Report only how many lines hold the word "teil".

— Begin Entries supplied —

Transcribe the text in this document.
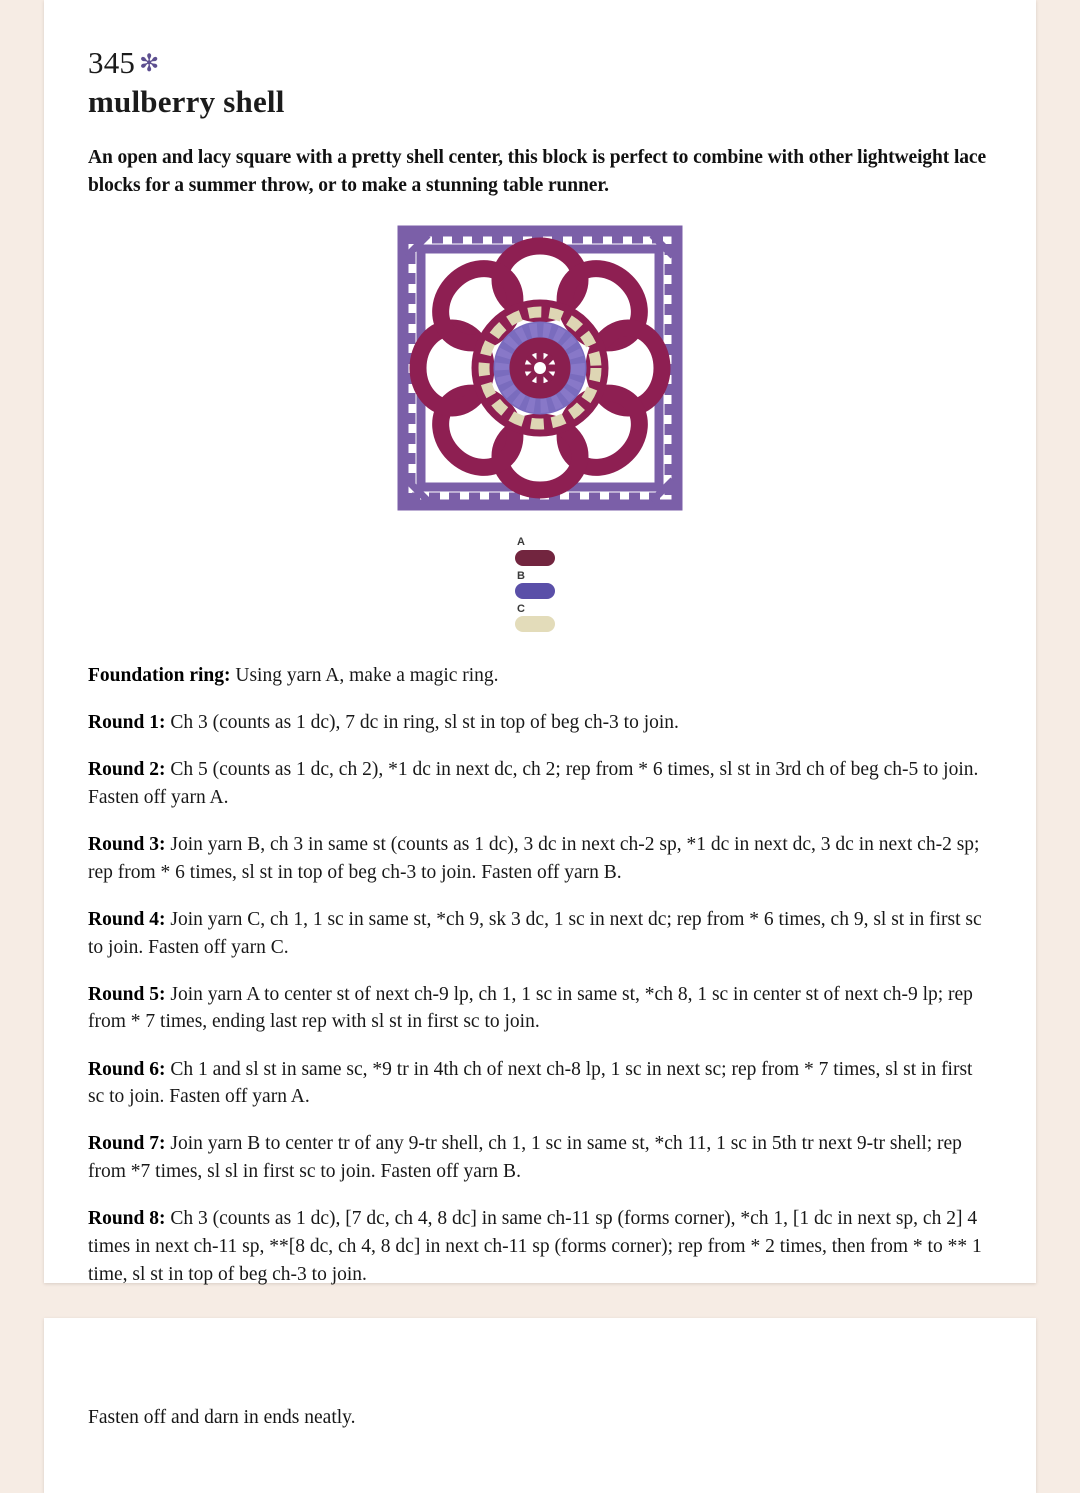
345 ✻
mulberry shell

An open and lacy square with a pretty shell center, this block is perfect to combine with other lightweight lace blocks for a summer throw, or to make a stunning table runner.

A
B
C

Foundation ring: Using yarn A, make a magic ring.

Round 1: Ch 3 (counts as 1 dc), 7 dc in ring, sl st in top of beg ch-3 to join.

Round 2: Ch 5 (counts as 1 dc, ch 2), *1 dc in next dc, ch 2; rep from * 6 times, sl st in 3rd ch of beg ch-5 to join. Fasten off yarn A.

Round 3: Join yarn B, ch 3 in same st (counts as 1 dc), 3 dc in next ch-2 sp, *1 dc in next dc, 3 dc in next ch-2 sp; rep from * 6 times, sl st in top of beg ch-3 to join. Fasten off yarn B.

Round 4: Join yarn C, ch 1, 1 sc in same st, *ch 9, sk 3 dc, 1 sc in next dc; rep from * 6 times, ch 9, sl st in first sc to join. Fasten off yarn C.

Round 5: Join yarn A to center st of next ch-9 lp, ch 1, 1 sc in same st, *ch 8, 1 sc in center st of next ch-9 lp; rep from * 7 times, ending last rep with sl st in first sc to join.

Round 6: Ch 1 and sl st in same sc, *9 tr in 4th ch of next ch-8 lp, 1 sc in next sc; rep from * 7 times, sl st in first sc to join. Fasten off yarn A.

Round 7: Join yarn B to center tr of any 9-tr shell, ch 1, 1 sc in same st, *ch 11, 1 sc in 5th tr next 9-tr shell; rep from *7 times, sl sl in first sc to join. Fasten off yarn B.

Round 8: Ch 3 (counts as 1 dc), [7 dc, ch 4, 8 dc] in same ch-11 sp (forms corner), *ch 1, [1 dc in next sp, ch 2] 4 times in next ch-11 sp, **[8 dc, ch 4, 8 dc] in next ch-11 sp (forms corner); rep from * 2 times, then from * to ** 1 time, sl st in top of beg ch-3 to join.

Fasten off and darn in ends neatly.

— End Entries supplied —
— Begin Entries supplied —

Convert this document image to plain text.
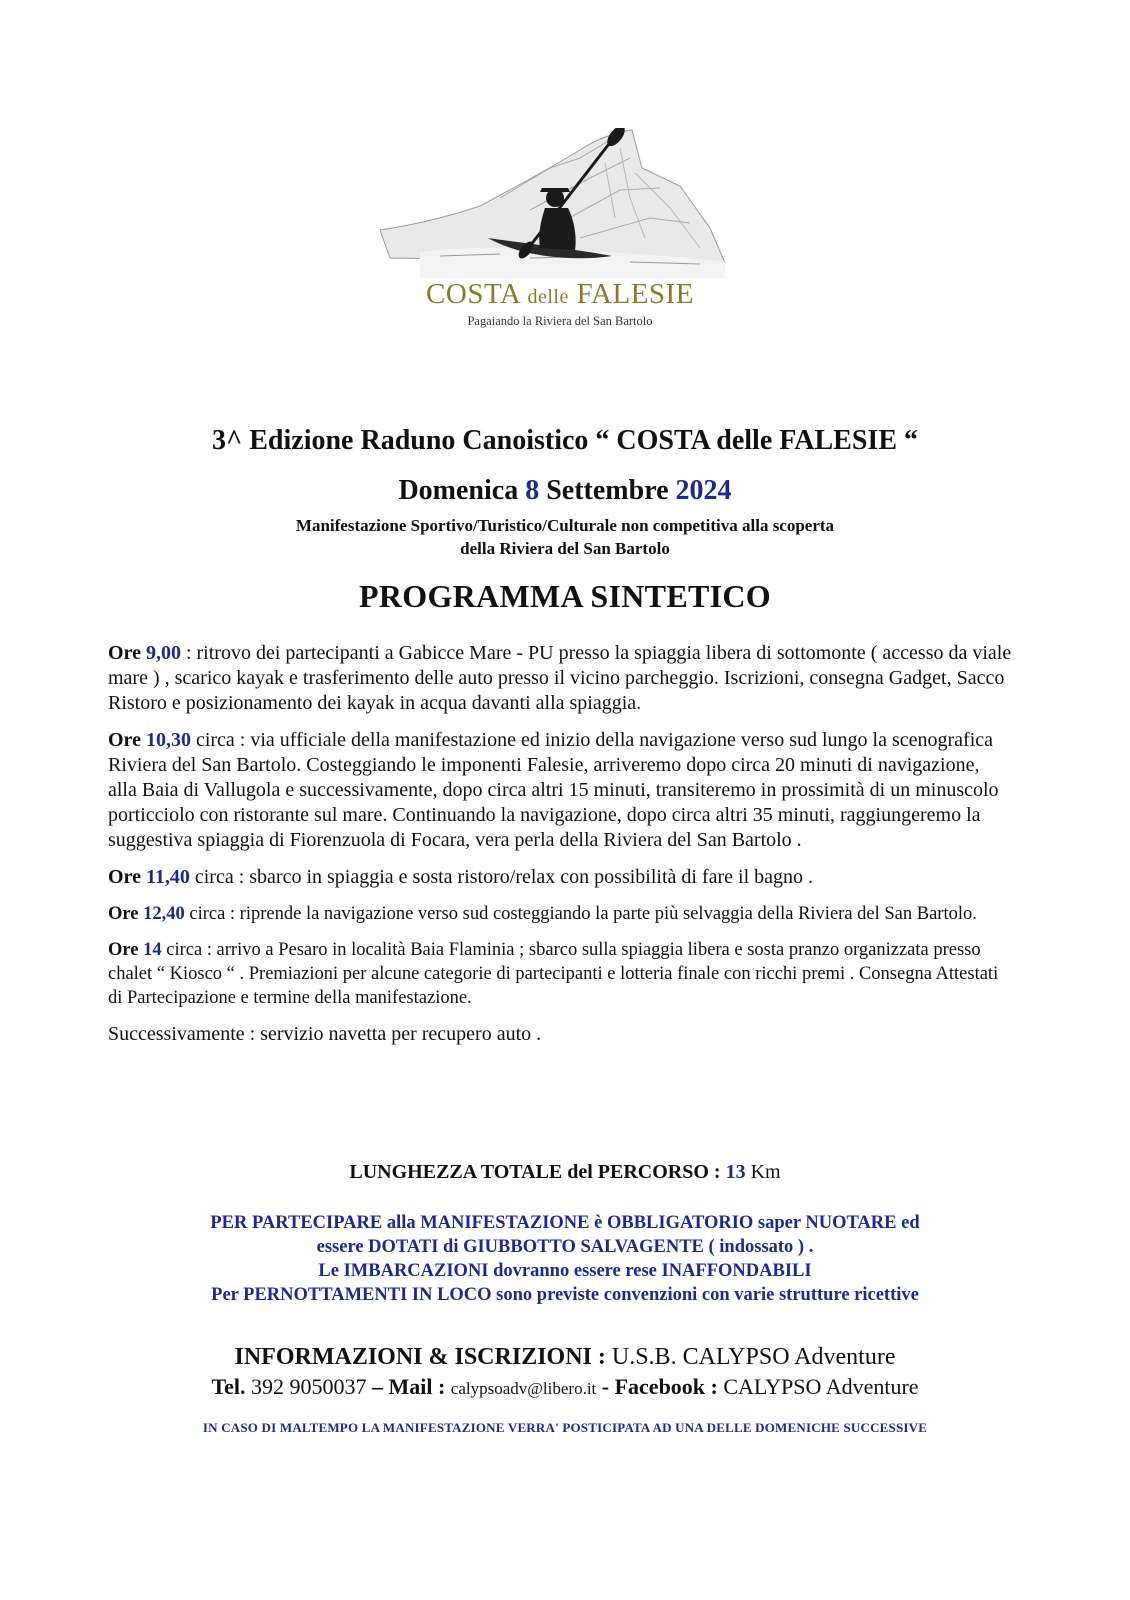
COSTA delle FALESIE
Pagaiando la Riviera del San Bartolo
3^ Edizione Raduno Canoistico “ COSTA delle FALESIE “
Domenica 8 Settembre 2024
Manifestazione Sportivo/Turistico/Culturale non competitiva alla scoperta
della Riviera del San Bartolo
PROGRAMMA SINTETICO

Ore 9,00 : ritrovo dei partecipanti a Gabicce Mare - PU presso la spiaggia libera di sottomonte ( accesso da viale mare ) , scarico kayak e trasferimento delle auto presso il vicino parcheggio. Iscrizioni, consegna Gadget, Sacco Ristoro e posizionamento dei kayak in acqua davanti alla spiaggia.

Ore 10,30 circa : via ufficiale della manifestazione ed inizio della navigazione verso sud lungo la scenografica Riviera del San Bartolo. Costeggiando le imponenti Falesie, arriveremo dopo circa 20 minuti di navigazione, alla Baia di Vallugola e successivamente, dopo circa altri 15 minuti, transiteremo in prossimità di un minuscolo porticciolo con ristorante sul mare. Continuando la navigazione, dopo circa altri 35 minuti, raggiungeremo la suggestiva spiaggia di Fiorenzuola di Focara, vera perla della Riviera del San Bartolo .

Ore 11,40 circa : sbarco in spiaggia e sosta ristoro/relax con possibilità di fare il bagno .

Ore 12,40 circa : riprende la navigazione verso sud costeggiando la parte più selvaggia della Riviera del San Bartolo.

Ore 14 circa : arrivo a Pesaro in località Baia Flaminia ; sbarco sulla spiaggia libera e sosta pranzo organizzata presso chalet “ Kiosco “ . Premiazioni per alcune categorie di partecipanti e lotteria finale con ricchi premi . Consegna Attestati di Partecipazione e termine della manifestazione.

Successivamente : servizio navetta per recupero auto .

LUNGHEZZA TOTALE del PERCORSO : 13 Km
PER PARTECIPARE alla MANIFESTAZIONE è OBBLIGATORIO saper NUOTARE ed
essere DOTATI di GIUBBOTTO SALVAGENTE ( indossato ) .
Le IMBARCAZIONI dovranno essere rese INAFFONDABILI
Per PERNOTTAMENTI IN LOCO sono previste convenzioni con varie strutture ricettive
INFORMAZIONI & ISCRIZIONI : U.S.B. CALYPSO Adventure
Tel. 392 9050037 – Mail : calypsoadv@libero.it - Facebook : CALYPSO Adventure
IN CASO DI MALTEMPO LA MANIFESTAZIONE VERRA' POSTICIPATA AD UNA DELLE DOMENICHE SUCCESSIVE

— End Entries supplied —
— Begin Entries supplied —

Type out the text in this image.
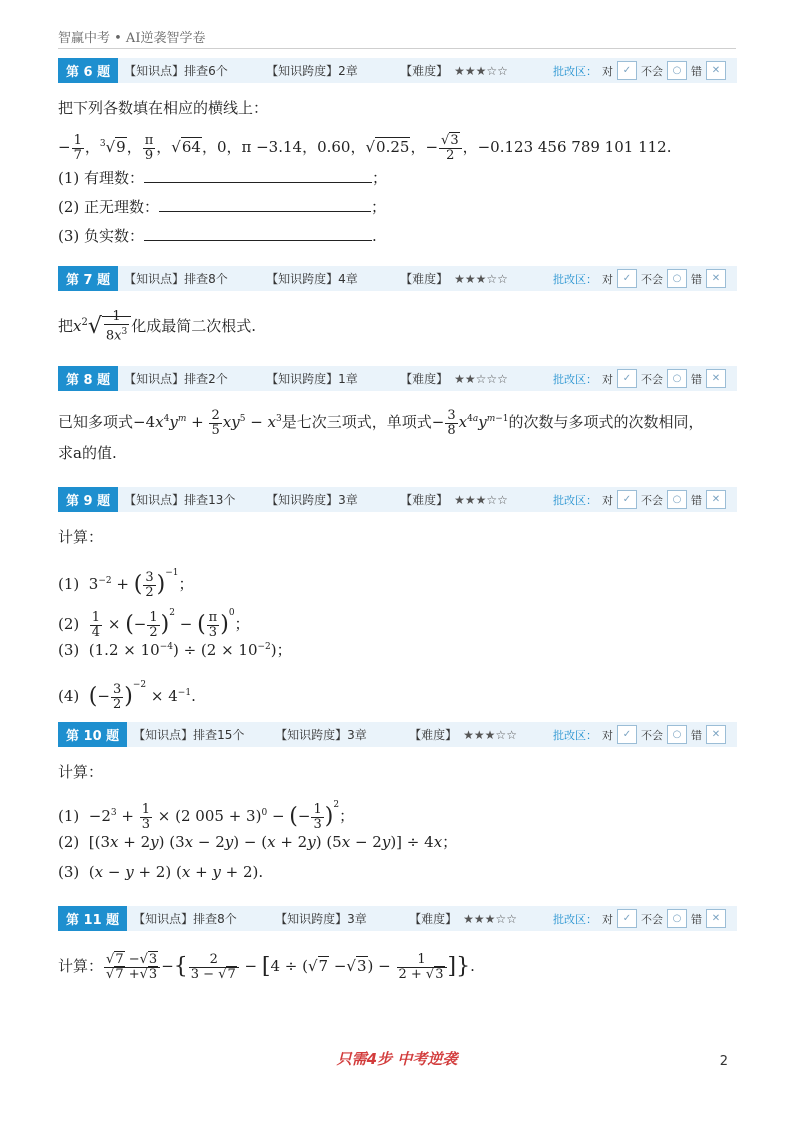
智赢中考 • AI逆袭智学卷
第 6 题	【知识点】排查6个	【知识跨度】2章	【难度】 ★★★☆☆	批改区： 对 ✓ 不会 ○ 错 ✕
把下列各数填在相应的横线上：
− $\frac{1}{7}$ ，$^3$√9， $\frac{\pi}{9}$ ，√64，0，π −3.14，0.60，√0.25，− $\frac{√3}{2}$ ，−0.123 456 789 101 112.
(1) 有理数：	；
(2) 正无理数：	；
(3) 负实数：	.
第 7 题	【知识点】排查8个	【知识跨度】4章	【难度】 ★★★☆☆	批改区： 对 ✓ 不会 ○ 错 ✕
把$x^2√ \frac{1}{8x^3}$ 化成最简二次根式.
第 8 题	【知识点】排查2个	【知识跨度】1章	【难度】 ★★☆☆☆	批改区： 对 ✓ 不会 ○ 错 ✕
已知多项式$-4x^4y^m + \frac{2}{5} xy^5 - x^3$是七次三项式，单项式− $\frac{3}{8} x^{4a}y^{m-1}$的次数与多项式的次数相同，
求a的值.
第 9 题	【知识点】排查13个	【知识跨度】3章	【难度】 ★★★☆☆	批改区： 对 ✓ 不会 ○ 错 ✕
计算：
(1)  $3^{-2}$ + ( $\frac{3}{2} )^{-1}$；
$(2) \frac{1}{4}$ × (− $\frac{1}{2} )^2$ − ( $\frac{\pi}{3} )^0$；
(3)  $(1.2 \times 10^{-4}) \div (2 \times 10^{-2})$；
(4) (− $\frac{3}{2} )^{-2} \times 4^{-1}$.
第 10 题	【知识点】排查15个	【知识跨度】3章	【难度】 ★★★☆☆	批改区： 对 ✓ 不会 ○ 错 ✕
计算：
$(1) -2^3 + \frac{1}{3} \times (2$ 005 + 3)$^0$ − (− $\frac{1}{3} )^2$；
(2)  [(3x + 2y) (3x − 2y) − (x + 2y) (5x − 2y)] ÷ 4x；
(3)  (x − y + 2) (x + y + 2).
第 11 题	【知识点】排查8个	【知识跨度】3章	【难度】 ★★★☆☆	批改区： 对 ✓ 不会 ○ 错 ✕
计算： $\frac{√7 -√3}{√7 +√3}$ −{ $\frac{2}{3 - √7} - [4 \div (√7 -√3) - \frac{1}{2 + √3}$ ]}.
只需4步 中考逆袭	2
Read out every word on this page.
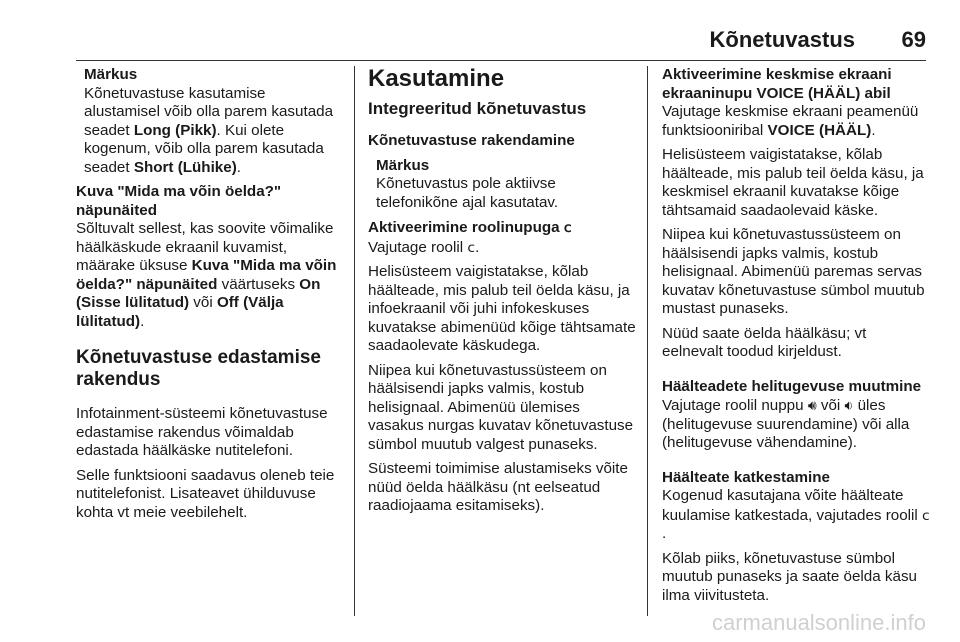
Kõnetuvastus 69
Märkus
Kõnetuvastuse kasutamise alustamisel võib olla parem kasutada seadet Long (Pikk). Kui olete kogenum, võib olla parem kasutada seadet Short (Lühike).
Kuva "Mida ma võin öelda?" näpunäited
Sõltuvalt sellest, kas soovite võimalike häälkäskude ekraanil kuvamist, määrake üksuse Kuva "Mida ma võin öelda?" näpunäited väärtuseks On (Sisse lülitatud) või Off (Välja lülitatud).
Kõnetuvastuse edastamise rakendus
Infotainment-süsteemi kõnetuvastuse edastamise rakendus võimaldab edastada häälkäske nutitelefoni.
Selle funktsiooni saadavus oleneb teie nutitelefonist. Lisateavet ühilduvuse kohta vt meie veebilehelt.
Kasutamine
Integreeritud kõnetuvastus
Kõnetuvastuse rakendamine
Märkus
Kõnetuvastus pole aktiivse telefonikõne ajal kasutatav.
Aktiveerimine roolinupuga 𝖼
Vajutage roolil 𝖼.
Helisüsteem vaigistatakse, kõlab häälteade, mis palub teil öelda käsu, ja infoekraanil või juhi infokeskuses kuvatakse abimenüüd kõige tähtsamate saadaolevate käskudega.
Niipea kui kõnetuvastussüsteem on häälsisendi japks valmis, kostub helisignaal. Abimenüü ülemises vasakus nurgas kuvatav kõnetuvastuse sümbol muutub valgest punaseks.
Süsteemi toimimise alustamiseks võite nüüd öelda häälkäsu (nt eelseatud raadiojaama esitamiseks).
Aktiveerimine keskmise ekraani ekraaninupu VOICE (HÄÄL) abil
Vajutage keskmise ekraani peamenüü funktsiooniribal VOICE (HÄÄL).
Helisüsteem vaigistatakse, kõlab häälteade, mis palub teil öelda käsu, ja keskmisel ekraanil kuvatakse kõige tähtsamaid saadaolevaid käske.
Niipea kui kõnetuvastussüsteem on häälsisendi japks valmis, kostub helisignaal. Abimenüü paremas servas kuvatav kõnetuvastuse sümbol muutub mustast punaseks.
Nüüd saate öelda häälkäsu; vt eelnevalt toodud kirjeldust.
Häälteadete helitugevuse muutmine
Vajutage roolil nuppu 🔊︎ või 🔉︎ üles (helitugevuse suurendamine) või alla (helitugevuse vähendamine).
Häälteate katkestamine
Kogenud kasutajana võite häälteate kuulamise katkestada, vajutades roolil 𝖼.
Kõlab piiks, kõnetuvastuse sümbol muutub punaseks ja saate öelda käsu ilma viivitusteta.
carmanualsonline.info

— End Entries supplied —

• Response:
2